Challenge: Write every record out again exactly, and keep images out of it.

Data in this exercise:

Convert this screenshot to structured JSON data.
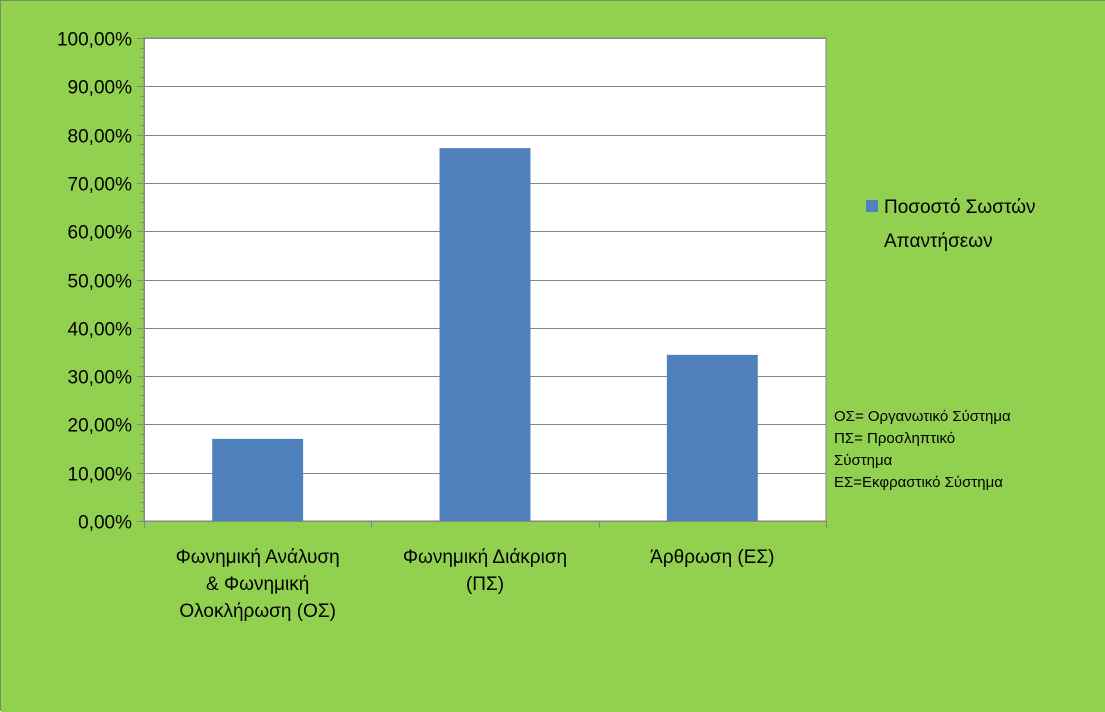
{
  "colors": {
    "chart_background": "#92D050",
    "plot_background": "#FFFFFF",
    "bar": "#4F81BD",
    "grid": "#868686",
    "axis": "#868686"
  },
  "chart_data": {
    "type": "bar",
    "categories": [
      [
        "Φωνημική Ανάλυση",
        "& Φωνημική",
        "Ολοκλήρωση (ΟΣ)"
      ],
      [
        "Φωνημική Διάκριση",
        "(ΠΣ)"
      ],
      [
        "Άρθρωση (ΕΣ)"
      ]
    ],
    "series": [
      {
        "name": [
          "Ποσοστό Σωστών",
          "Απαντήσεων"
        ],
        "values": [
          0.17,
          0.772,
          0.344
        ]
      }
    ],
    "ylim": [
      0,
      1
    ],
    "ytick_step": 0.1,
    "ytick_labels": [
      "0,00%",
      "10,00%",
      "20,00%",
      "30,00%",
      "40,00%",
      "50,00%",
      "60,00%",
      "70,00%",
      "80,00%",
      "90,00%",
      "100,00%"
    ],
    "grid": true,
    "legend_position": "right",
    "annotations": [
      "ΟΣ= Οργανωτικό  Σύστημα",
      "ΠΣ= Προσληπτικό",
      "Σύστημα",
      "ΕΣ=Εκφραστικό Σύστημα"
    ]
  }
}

Solution for this exercise:
Convert this screenshot to structured JSON data.
{
  "colors": {
    "chart_background": "#92D050",
    "plot_background": "#FFFFFF",
    "bar": "#4F81BD",
    "grid": "#868686",
    "axis": "#868686"
  },
  "chart_data": {
    "type": "bar",
    "categories": [
      [
        "Φωνημική Ανάλυση",
        "& Φωνημική",
        "Ολοκλήρωση (ΟΣ)"
      ],
      [
        "Φωνημική Διάκριση",
        "(ΠΣ)"
      ],
      [
        "Άρθρωση (ΕΣ)"
      ]
    ],
    "series": [
      {
        "name": [
          "Ποσοστό Σωστών",
          "Απαντήσεων"
        ],
        "values": [
          0.17,
          0.772,
          0.344
        ]
      }
    ],
    "ylim": [
      0,
      1
    ],
    "ytick_step": 0.1,
    "ytick_labels": [
      "0,00%",
      "10,00%",
      "20,00%",
      "30,00%",
      "40,00%",
      "50,00%",
      "60,00%",
      "70,00%",
      "80,00%",
      "90,00%",
      "100,00%"
    ],
    "grid": true,
    "legend_position": "right",
    "annotations": [
      "ΟΣ= Οργανωτικό  Σύστημα",
      "ΠΣ= Προσληπτικό",
      "Σύστημα",
      "ΕΣ=Εκφραστικό Σύστημα"
    ]
  }
}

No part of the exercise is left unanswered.